• Directions for this task: Gather each line below that contains the string "annotation", matching its case exactly.

___ Provided information ___

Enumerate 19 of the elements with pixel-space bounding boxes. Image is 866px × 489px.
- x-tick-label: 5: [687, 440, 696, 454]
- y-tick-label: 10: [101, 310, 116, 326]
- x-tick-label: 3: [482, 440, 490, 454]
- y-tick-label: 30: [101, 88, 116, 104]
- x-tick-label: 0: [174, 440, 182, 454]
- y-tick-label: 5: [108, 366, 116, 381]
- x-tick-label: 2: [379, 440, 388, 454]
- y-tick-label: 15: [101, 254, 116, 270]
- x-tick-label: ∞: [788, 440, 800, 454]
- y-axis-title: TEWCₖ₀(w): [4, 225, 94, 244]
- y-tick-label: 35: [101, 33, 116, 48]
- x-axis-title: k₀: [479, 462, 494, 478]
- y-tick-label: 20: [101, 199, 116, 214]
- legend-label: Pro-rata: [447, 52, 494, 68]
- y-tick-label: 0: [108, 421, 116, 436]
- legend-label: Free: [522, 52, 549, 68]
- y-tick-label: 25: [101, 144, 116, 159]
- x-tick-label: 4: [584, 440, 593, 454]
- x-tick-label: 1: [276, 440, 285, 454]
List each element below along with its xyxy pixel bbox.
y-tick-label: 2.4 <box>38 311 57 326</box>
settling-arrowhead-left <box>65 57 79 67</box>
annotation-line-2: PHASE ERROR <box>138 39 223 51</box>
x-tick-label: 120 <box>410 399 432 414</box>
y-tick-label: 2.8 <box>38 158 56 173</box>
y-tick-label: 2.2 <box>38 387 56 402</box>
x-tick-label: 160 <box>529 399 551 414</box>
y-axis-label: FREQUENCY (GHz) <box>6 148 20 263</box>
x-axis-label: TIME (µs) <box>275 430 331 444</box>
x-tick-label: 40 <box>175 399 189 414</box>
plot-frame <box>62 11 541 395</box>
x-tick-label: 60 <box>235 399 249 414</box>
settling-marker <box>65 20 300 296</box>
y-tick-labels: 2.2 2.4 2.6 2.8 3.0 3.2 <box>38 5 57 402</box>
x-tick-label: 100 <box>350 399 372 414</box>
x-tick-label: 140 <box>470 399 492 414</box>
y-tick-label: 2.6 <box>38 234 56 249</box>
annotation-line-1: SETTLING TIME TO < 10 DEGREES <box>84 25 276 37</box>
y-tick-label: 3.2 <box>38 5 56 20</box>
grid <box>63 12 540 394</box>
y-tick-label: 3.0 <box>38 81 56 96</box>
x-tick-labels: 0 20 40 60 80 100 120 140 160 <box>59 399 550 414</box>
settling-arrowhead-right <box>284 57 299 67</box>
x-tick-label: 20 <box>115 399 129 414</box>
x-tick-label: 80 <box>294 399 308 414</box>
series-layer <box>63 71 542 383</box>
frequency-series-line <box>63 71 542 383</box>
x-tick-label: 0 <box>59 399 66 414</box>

___

• Task answer:
annotation-line-2: PHASE ERROR <box>138 39 223 51</box>
annotation-line-1: SETTLING TIME TO < 10 DEGREES <box>84 25 276 37</box>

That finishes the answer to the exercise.